--- start of Input material ---

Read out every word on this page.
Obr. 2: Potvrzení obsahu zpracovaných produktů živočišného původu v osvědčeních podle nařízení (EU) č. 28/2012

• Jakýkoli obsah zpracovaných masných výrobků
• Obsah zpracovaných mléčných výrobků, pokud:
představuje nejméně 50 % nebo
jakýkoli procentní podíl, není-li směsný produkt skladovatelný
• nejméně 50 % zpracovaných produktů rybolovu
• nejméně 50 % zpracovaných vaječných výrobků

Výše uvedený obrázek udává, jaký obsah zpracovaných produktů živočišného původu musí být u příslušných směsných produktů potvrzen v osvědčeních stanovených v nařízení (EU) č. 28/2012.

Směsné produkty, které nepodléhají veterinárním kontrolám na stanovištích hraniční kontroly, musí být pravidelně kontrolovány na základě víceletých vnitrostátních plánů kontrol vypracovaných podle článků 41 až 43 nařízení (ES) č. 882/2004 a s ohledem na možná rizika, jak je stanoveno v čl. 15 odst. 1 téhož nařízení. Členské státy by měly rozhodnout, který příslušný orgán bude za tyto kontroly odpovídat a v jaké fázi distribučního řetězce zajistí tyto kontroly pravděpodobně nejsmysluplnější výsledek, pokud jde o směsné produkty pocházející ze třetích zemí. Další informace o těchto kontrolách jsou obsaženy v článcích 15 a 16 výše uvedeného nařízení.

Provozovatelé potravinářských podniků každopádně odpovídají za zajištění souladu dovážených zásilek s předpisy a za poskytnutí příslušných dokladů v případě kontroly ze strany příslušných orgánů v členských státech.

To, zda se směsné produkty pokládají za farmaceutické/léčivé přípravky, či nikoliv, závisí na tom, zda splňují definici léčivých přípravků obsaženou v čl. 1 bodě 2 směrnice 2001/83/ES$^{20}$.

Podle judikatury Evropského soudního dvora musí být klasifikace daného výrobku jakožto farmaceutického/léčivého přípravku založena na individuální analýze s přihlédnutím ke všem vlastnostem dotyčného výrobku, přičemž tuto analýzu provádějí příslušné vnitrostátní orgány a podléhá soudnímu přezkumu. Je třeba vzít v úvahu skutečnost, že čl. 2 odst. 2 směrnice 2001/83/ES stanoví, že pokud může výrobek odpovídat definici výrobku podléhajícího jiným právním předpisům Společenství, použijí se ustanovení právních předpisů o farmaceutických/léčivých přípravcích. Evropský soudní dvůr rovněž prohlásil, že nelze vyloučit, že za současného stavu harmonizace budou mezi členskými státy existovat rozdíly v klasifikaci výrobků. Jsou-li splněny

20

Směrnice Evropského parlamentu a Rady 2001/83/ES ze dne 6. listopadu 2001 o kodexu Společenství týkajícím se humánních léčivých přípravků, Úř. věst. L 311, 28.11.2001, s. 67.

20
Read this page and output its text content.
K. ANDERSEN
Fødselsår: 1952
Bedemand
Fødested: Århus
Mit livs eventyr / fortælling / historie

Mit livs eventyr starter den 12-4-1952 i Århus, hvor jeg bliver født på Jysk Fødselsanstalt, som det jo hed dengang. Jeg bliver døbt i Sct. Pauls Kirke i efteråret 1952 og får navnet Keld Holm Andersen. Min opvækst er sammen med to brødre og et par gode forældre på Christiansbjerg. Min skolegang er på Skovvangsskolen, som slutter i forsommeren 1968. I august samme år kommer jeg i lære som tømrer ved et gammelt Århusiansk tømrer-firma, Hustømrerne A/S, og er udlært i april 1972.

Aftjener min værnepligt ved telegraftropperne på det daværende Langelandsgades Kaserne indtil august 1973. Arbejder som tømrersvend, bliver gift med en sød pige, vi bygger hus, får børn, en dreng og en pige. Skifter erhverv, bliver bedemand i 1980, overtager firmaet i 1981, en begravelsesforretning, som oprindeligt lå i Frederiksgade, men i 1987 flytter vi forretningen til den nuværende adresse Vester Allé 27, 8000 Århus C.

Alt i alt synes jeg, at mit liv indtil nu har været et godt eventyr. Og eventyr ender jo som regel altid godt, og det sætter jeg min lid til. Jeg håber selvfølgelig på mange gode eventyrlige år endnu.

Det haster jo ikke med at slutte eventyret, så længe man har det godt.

--- end of Input material ---

Requirement:
Quote exactly what appears from the line containing "Read this page and output its text content." through the final line of the listing above, including both of those lines.

Task result:
Read this page and output its text content.
K. ANDERSEN
Fødselsår: 1952
Bedemand
Fødested: Århus
Mit livs eventyr / fortælling / historie

Mit livs eventyr starter den 12-4-1952 i Århus, hvor jeg bliver født på Jysk Fødselsanstalt, som det jo hed dengang. Jeg bliver døbt i Sct. Pauls Kirke i efteråret 1952 og får navnet Keld Holm Andersen. Min opvækst er sammen med to brødre og et par gode forældre på Christiansbjerg. Min skolegang er på Skovvangsskolen, som slutter i forsommeren 1968. I august samme år kommer jeg i lære som tømrer ved et gammelt Århusiansk tømrer-firma, Hustømrerne A/S, og er udlært i april 1972.

Aftjener min værnepligt ved telegraftropperne på det daværende Langelandsgades Kaserne indtil august 1973. Arbejder som tømrersvend, bliver gift med en sød pige, vi bygger hus, får børn, en dreng og en pige. Skifter erhverv, bliver bedemand i 1980, overtager firmaet i 1981, en begravelsesforretning, som oprindeligt lå i Frederiksgade, men i 1987 flytter vi forretningen til den nuværende adresse Vester Allé 27, 8000 Århus C.

Alt i alt synes jeg, at mit liv indtil nu har været et godt eventyr. Og eventyr ender jo som regel altid godt, og det sætter jeg min lid til. Jeg håber selvfølgelig på mange gode eventyrlige år endnu.

Det haster jo ikke med at slutte eventyret, så længe man har det godt.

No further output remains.